+++ STORED RECORDS

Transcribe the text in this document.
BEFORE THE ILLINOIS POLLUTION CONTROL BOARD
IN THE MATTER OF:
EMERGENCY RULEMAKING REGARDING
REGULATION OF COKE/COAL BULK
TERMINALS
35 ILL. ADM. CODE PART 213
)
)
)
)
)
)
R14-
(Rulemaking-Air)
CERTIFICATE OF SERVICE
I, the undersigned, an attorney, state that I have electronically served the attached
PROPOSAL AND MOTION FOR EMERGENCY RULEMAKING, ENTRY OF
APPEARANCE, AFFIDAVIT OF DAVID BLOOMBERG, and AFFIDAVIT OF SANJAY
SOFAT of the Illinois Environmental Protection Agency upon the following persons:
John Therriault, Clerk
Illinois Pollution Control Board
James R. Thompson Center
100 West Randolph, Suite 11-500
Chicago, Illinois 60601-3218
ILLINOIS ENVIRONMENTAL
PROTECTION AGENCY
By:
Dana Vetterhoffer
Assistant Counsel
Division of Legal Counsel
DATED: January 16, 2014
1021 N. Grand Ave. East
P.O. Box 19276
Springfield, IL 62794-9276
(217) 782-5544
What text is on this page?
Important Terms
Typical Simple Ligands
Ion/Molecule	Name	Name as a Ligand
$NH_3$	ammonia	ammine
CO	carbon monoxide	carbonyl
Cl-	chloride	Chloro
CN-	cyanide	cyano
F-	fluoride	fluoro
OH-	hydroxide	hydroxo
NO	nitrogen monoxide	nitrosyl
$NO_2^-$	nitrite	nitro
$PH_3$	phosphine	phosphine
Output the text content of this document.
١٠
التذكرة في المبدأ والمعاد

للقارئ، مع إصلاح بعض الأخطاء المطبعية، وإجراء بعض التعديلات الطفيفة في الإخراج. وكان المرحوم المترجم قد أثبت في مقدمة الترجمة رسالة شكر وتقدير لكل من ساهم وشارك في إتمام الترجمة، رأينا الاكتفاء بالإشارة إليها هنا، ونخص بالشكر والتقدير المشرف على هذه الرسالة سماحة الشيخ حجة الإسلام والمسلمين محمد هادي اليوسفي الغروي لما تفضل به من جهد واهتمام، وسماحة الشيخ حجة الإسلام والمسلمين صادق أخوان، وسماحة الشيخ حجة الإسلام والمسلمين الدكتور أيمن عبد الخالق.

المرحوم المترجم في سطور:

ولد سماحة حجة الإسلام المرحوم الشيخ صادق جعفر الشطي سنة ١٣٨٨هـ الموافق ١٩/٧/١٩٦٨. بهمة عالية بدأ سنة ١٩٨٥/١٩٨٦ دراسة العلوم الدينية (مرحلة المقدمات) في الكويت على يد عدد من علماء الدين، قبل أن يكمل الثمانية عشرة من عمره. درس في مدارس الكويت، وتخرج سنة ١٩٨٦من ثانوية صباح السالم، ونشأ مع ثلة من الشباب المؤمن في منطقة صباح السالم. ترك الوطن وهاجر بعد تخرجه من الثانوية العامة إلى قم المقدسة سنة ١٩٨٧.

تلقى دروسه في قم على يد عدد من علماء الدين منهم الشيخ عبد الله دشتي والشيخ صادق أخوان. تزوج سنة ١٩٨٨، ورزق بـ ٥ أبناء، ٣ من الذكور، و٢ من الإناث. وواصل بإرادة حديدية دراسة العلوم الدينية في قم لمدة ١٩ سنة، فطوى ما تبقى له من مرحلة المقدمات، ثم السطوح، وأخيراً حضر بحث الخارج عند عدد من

++++++

Copy exactly the lines from the one containing "What text is on this page?" through the last line of the records, both included, and nothing else.

What text is on this page?
Important Terms
Typical Simple Ligands
Ion/Molecule	Name	Name as a Ligand
$NH_3$	ammonia	ammine
CO	carbon monoxide	carbonyl
Cl-	chloride	Chloro
CN-	cyanide	cyano
F-	fluoride	fluoro
OH-	hydroxide	hydroxo
NO	nitrogen monoxide	nitrosyl
$NO_2^-$	nitrite	nitro
$PH_3$	phosphine	phosphine
Output the text content of this document.
١٠
التذكرة في المبدأ والمعاد

للقارئ، مع إصلاح بعض الأخطاء المطبعية، وإجراء بعض التعديلات الطفيفة في الإخراج. وكان المرحوم المترجم قد أثبت في مقدمة الترجمة رسالة شكر وتقدير لكل من ساهم وشارك في إتمام الترجمة، رأينا الاكتفاء بالإشارة إليها هنا، ونخص بالشكر والتقدير المشرف على هذه الرسالة سماحة الشيخ حجة الإسلام والمسلمين محمد هادي اليوسفي الغروي لما تفضل به من جهد واهتمام، وسماحة الشيخ حجة الإسلام والمسلمين صادق أخوان، وسماحة الشيخ حجة الإسلام والمسلمين الدكتور أيمن عبد الخالق.

المرحوم المترجم في سطور:

ولد سماحة حجة الإسلام المرحوم الشيخ صادق جعفر الشطي سنة ١٣٨٨هـ الموافق ١٩/٧/١٩٦٨. بهمة عالية بدأ سنة ١٩٨٥/١٩٨٦ دراسة العلوم الدينية (مرحلة المقدمات) في الكويت على يد عدد من علماء الدين، قبل أن يكمل الثمانية عشرة من عمره. درس في مدارس الكويت، وتخرج سنة ١٩٨٦من ثانوية صباح السالم، ونشأ مع ثلة من الشباب المؤمن في منطقة صباح السالم. ترك الوطن وهاجر بعد تخرجه من الثانوية العامة إلى قم المقدسة سنة ١٩٨٧.

تلقى دروسه في قم على يد عدد من علماء الدين منهم الشيخ عبد الله دشتي والشيخ صادق أخوان. تزوج سنة ١٩٨٨، ورزق بـ ٥ أبناء، ٣ من الذكور، و٢ من الإناث. وواصل بإرادة حديدية دراسة العلوم الدينية في قم لمدة ١٩ سنة، فطوى ما تبقى له من مرحلة المقدمات، ثم السطوح، وأخيراً حضر بحث الخارج عند عدد من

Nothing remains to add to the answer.